Challenge: Go through the data below. List every line that holds the word "Посевные".

Records for this exercise:
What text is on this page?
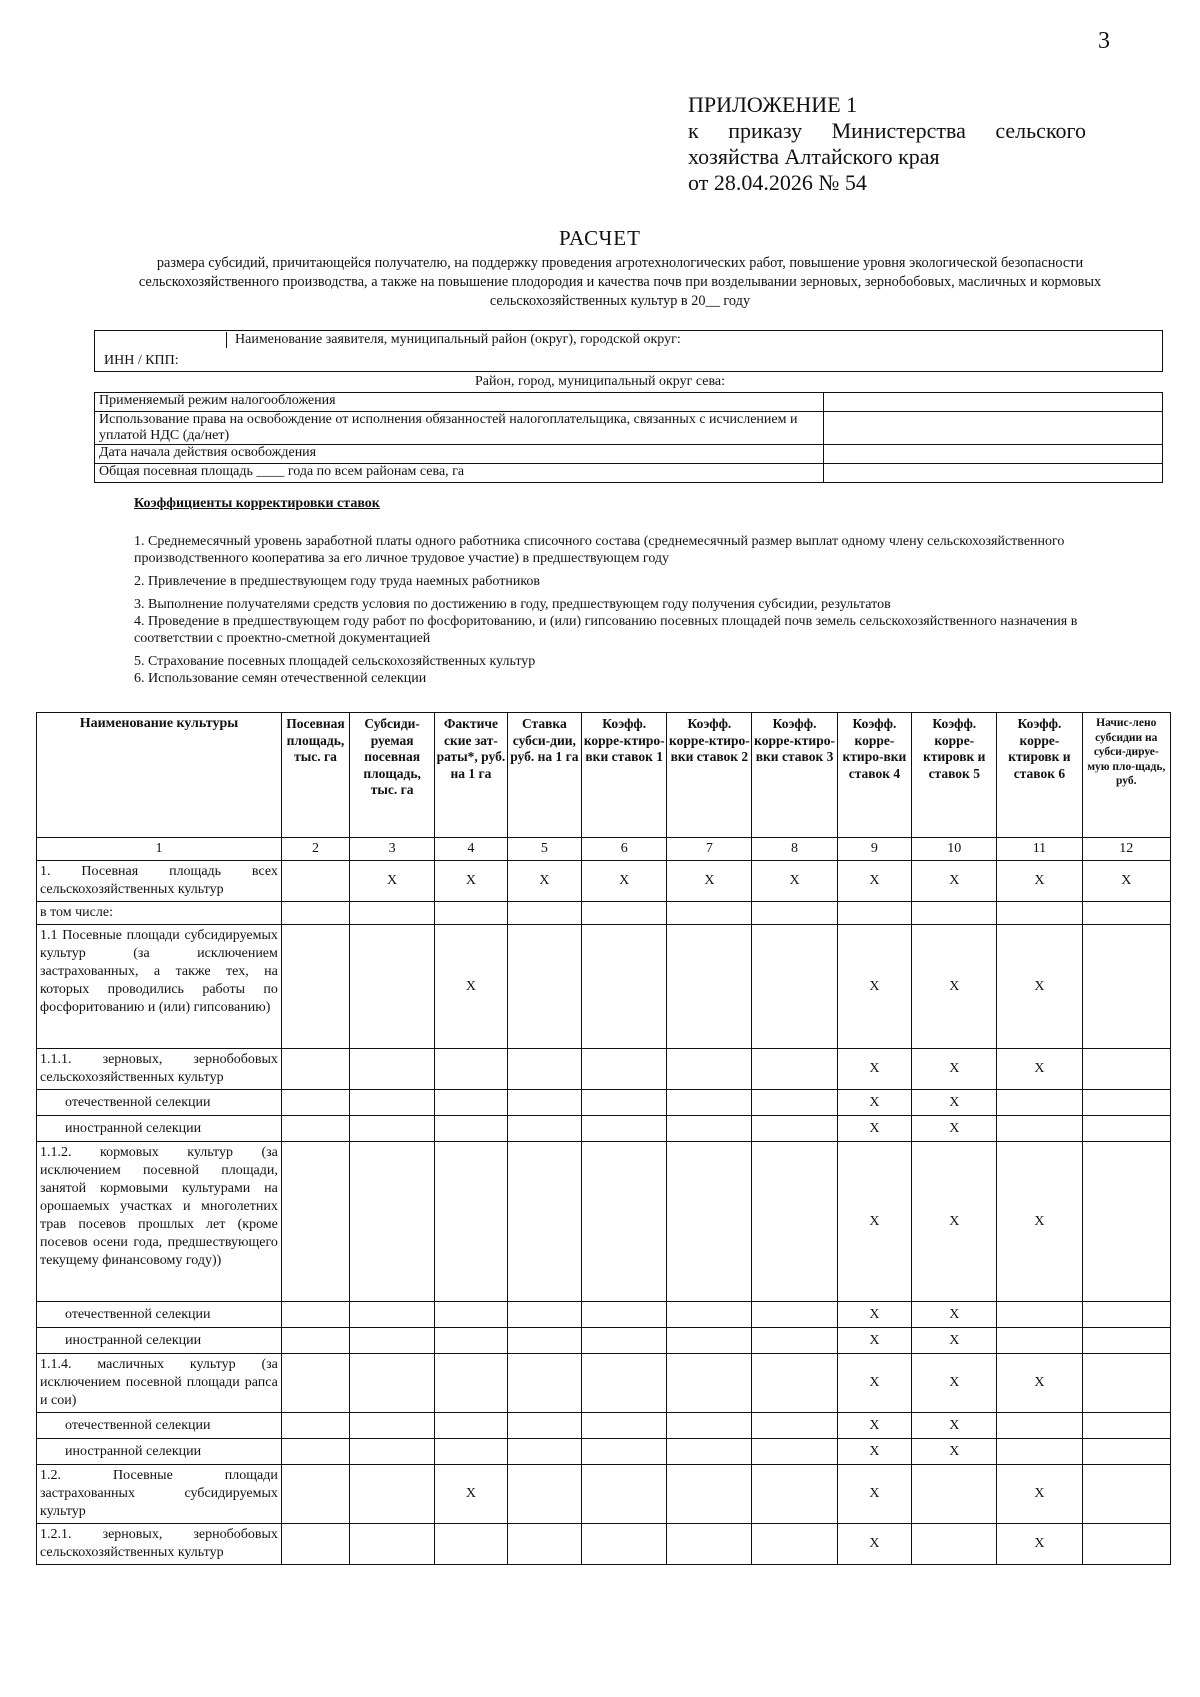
3
ПРИЛОЖЕНИЕ 1
к приказу Министерства сельского
хозяйства Алтайского края
от 28.04.2026 № 54
РАСЧЕТ
размера субсидий, причитающейся получателю, на поддержку проведения агротехнологических работ, повышение уровня экологической безопасности сельскохозяйственного производства, а также на повышение плодородия и качества почв при возделывании зерновых, зернобобовых, масличных и кормовых сельскохозяйственных культур в 20__ году
Наименование заявителя, муниципальный район (округ), городской округ:
ИНН / КПП:
Район, город, муниципальный округ сева:
Применяемый режим налогообложения	
Использование права на освобождение от исполнения обязанностей налогоплательщика, связанных с исчислением и уплатой НДС (да/нет)	
Дата начала действия освобождения	
Общая посевная площадь ____ года по всем районам сева, га	
Коэффициенты корректировки ставок
1. Среднемесячный уровень заработной платы одного работника списочного состава (среднемесячный размер выплат одному члену сельскохозяйственного производственного кооператива за его личное трудовое участие) в предшествующем году
2. Привлечение в предшествующем году труда наемных работников
3. Выполнение получателями средств условия по достижению в году, предшествующем году получения субсидии, результатов
4. Проведение в предшествующем году работ по фосфоритованию, и (или) гипсованию посевных площадей почв земель сельскохозяйственного назначения в соответствии с проектно-сметной документацией
5. Страхование посевных площадей сельскохозяйственных культур
6. Использование семян отечественной селекции
Наименование культуры	Посевная площадь, тыс. га	Субсиди-руемая посевная площадь, тыс. га	Фактиче ские зат-раты*, руб. на 1 га	Ставка субси-дии, руб. на 1 га	Коэфф. корре-ктиро-вки ставок 1	Коэфф. корре-ктиро-вки ставок 2	Коэфф. корре-ктиро-вки ставок 3	Коэфф. корре-ктиро-вки ставок 4	Коэфф. корре-ктировк и ставок 5	Коэфф. корре-ктировк и ставок 6	Начис-лено субсидии на субси-дируе-мую пло-щадь, руб.
1	2	3	4	5	6	7	8	9	10	11	12
1. Посевная площадь всех сельскохозяйственных культур		X	X	X	X	X	X	X	X	X	X
в том числе:											
1.1 Посевные площади субсидируемых культур (за исключением застрахованных, а также тех, на которых проводились работы по фосфоритованию и (или) гипсованию)			X					X	X	X	
1.1.1. зерновых, зернобобовых сельскохозяйственных культур								X	X	X	
отечественной селекции								X	X		
иностранной селекции								X	X		
1.1.2. кормовых культур (за исключением посевной площади, занятой кормовыми культурами на орошаемых участках и многолетних трав посевов прошлых лет (кроме посевов осени года, предшествующего текущему финансовому году))								X	X	X	
отечественной селекции								X	X		
иностранной селекции								X	X		
1.1.4. масличных культур (за исключением посевной площади рапса и сои)								X	X	X	
отечественной селекции								X	X		
иностранной селекции								X	X		
1.2. Посевные площади застрахованных субсидируемых культур			X					X		X	
1.2.1. зерновых, зернобобовых сельскохозяйственных культур								X		X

Solution for this task:
1.1 Посевные площади субсидируемых культур (за исключением застрахованных, а также тех, на которых проводились работы по фосфоритованию и (или) гипсованию)			X					X	X	X	
1.2. Посевные площади застрахованных субсидируемых культур			X					X		X	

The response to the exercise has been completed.